— BEGIN PROVIDED MATERIAL —
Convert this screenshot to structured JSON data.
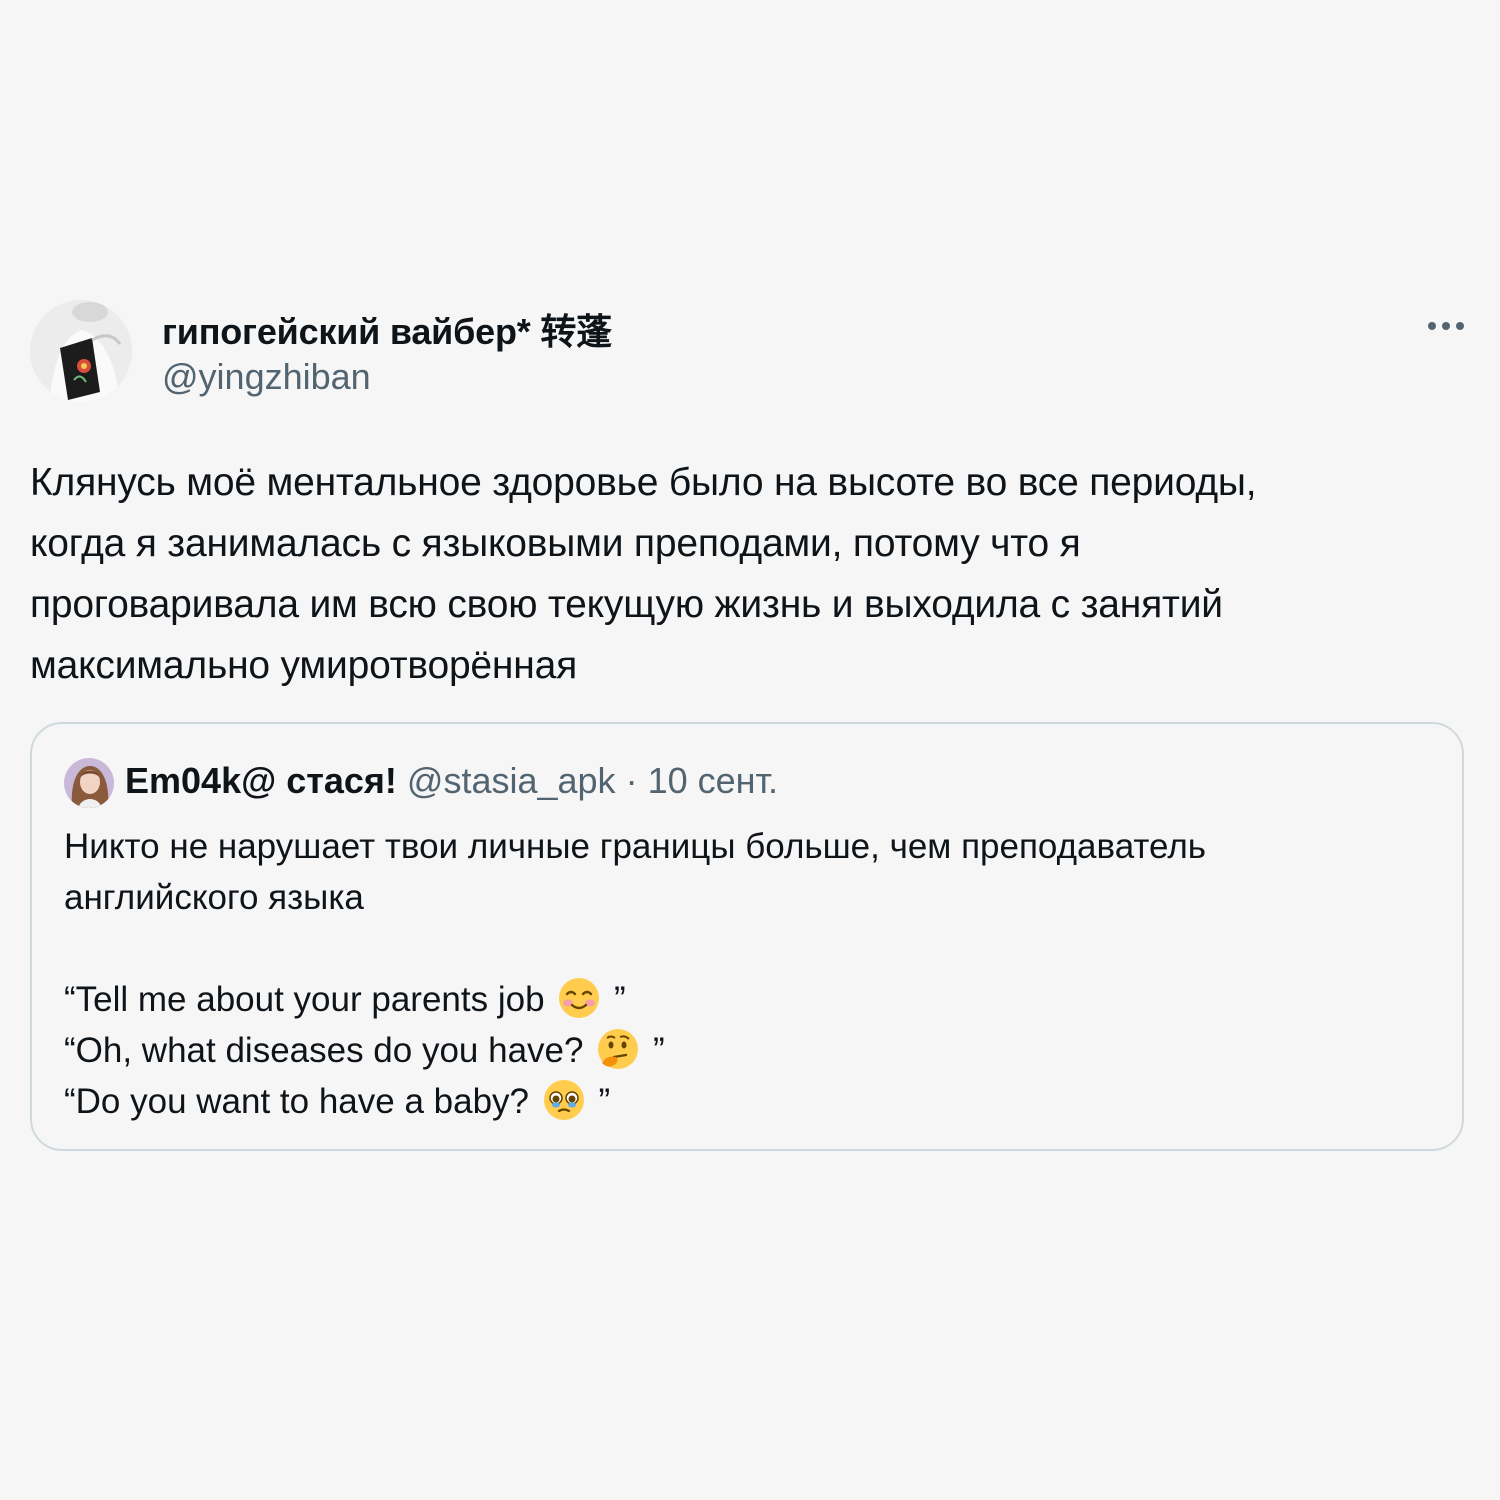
{
  "tweet": {
    "author": {
      "display_name": "гипогейский вайбер* 转蓬",
      "handle": "@yingzhiban"
    },
    "text_lines": [
      "Клянусь моё ментальное здоровье было на высоте во все периоды,",
      "когда я занималась с языковыми преподами, потому что я",
      "проговаривала им всю свою текущую жизнь и выходила с занятий",
      "максимально умиротворённая"
    ],
    "more_icon": "more-horizontal-icon"
  },
  "quote": {
    "author": {
      "display_name": "Em04k@ стася!",
      "handle": "@stasia_apk",
      "separator": "·",
      "date": "10 сент."
    },
    "text_lines": [
      "Никто не нарушает твои личные границы больше, чем преподаватель",
      "английского языка"
    ],
    "quotes": [
      {
        "text": "“Tell me about your parents job",
        "close": "”",
        "emoji": "smiling-face-icon"
      },
      {
        "text": "“Oh, what diseases do you have?",
        "close": "”",
        "emoji": "thinking-face-icon"
      },
      {
        "text": "“Do you want to have a baby?",
        "close": "”",
        "emoji": "pleading-face-icon"
      }
    ]
  },
  "colors": {
    "background": "#f6f6f7",
    "text": "#0f1419",
    "secondary_text": "#536471",
    "border": "#cfd9de"
  }
}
— END PROVIDED MATERIAL —
EXERCISE OBJECTIVE >>
Copy out each line of the records where the string "have" appears.

TASK ANSWER >>
        "text": "“Oh, what diseases do you have?",
        "text": "“Do you want to have a baby?",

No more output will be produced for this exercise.